[Dataset records]
***

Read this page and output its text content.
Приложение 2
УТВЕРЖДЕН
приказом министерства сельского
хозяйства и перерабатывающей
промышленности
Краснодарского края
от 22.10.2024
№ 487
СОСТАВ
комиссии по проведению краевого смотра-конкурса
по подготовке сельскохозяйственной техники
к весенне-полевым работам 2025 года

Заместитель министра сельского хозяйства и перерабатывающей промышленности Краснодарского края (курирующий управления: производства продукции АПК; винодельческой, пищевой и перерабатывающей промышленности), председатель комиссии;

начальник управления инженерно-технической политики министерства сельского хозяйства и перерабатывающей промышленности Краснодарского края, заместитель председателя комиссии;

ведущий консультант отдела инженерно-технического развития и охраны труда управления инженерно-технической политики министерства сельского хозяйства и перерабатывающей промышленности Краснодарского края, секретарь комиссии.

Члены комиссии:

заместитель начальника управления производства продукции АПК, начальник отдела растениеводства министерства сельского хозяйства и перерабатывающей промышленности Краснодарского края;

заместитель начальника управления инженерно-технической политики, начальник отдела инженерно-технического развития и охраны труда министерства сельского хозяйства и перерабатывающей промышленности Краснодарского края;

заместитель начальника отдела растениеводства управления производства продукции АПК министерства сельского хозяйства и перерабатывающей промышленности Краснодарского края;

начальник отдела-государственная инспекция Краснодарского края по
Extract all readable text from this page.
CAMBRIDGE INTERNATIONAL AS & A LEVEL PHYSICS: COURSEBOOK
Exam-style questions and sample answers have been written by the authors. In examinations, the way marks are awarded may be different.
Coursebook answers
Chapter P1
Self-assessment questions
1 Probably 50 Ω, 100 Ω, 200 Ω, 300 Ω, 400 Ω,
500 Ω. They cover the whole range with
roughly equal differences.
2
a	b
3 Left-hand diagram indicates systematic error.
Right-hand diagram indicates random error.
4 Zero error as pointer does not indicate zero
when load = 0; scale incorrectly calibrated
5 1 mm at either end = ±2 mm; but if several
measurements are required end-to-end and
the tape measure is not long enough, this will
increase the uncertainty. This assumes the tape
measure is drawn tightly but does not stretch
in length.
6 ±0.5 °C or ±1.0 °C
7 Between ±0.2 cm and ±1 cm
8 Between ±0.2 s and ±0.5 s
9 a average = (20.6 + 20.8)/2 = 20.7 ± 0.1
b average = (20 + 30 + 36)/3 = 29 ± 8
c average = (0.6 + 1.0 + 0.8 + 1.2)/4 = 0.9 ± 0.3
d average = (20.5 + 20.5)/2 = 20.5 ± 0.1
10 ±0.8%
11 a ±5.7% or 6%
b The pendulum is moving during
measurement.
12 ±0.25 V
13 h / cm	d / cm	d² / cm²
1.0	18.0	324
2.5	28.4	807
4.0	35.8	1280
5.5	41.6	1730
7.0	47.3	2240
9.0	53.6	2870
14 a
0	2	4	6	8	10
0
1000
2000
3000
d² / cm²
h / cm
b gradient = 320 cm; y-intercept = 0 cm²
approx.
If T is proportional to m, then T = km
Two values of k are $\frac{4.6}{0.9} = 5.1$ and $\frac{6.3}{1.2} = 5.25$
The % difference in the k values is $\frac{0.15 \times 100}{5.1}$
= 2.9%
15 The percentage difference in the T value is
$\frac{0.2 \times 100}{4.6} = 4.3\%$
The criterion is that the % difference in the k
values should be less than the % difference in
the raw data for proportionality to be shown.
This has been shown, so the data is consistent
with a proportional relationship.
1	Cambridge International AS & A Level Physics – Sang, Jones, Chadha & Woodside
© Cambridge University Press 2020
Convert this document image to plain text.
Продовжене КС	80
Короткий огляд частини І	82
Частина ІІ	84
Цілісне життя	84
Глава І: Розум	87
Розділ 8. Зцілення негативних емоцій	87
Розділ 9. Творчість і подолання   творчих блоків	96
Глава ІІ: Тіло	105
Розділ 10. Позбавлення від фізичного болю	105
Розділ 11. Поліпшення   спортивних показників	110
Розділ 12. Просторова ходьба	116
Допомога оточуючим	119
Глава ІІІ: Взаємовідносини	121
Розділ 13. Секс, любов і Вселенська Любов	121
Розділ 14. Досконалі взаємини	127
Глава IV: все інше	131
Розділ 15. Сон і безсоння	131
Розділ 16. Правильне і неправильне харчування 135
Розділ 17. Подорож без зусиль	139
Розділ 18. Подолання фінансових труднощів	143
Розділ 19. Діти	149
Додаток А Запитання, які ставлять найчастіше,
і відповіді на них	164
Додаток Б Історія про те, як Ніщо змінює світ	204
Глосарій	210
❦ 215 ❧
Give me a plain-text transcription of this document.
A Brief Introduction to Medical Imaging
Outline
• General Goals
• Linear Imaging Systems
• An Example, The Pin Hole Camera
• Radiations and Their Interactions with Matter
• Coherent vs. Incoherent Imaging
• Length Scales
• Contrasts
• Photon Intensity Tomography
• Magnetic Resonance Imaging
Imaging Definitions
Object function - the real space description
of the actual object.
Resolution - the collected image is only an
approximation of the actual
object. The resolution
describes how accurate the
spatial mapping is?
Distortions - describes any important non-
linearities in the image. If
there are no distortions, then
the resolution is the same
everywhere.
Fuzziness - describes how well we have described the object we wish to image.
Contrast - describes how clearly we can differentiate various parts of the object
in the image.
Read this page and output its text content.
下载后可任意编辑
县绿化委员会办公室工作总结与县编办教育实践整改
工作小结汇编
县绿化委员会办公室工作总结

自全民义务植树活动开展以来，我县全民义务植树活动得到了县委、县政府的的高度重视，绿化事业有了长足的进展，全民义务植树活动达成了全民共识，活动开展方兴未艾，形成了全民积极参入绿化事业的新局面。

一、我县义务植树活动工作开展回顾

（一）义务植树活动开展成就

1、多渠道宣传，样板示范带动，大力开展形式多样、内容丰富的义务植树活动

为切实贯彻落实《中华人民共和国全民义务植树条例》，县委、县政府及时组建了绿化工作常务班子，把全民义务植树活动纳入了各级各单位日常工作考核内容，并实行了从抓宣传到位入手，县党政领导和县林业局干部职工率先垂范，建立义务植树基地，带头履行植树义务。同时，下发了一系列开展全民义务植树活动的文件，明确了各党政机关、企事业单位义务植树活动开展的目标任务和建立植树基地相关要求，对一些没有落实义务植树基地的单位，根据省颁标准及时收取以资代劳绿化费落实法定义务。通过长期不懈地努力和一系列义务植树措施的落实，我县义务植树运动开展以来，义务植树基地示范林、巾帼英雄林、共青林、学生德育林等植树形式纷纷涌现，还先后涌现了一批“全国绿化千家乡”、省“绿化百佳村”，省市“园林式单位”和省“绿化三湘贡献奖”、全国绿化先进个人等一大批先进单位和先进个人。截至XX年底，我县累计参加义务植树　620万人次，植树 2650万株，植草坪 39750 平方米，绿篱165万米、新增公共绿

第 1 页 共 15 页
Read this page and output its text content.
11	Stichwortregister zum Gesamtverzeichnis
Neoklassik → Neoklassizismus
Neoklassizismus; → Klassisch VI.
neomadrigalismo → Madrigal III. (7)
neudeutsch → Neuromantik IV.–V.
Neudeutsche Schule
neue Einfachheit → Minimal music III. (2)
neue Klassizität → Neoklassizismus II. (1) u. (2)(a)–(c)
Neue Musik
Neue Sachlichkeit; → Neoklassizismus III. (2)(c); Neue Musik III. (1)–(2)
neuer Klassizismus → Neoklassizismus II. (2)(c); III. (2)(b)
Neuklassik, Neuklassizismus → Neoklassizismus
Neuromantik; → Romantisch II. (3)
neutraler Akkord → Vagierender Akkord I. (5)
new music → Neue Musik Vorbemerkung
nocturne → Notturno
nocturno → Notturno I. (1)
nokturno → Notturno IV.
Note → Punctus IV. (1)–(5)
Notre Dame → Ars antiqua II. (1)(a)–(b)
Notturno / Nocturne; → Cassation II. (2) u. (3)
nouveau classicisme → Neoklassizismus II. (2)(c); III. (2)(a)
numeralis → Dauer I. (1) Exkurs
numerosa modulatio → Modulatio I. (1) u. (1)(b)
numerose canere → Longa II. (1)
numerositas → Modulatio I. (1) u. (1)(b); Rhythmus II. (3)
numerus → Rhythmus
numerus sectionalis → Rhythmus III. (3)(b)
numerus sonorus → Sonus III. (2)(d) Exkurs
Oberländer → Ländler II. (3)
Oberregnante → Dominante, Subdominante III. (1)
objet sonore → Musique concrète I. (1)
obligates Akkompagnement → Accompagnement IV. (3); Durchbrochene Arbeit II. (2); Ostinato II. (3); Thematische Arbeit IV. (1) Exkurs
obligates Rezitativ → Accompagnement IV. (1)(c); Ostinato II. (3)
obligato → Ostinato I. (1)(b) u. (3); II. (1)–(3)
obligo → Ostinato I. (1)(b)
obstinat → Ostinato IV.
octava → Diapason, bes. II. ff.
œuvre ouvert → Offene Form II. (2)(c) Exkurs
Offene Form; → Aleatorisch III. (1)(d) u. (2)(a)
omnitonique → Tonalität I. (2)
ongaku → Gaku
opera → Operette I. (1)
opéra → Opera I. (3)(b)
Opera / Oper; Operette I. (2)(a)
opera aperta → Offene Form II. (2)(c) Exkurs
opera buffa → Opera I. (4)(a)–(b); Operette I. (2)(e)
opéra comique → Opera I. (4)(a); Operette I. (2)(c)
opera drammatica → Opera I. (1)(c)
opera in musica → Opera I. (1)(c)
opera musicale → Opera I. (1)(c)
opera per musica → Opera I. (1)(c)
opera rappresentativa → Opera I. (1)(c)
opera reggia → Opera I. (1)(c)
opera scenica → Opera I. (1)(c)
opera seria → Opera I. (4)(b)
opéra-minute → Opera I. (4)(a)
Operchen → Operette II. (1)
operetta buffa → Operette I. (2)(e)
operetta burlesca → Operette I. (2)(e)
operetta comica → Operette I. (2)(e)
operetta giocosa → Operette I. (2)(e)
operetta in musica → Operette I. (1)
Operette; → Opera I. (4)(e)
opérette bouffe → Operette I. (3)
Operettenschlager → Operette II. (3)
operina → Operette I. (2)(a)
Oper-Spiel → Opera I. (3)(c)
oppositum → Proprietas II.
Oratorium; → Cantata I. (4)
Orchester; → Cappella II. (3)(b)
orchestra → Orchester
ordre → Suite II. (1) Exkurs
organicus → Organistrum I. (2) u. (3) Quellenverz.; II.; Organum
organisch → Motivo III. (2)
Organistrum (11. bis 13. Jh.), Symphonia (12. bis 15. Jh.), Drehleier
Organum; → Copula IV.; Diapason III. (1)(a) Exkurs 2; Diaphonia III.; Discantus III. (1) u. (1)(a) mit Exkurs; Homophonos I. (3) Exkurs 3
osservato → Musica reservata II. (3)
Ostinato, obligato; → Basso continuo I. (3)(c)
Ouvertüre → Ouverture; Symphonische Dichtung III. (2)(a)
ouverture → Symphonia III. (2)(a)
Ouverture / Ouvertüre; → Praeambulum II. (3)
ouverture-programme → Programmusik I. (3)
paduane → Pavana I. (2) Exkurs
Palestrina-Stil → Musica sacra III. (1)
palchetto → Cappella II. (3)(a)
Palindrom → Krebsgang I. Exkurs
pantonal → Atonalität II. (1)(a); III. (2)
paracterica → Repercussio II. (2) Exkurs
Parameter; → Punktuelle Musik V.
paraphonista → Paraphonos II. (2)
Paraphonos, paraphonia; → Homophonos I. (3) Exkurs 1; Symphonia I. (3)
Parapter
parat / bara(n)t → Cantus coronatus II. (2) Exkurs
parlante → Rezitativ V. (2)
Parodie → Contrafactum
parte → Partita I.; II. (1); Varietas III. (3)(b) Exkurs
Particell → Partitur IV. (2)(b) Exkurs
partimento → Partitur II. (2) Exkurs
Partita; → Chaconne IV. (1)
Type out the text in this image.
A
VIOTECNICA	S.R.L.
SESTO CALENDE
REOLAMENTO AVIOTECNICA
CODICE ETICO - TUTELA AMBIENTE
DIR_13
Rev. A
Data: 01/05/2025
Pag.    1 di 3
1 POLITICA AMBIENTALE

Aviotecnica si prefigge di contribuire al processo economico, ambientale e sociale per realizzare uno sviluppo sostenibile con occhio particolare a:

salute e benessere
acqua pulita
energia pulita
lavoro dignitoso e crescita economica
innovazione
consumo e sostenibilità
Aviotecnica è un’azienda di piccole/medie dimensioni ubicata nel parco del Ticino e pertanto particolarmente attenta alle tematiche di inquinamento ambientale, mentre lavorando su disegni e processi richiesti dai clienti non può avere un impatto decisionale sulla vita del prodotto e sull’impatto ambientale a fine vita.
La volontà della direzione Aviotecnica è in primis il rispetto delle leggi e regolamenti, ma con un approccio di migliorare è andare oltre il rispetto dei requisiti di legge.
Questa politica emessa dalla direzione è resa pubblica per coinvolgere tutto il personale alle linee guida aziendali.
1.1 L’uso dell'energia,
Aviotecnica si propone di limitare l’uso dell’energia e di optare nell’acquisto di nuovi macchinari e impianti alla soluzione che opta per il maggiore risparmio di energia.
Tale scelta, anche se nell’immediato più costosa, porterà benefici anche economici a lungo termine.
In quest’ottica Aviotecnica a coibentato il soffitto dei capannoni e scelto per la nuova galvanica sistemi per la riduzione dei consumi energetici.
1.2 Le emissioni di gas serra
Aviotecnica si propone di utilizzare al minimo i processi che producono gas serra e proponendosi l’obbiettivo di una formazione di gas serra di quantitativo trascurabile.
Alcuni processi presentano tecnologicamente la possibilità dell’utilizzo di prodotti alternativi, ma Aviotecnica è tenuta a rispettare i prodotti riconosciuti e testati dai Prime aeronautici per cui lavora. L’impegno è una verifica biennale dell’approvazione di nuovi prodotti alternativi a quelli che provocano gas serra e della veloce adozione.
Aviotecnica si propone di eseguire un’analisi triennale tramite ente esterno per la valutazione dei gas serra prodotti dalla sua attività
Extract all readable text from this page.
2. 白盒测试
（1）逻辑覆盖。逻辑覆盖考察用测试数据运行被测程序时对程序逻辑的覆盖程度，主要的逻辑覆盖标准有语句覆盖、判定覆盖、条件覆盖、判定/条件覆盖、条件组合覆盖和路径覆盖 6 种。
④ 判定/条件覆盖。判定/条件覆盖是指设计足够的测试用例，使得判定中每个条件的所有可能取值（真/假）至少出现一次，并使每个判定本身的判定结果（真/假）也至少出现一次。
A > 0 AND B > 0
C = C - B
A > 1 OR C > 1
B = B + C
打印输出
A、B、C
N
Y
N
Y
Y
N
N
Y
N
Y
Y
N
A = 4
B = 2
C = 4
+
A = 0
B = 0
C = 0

***

- Written exercise: Show every line that contains the word "Homophonos".

- Finished task:
Organum; → Copula IV.; Diapason III. (1)(a) Exkurs 2; Diaphonia III.; Discantus III. (1) u. (1)(a) mit Exkurs; Homophonos I. (3) Exkurs 3
Paraphonos, paraphonia; → Homophonos I. (3) Exkurs 1; Symphonia I. (3)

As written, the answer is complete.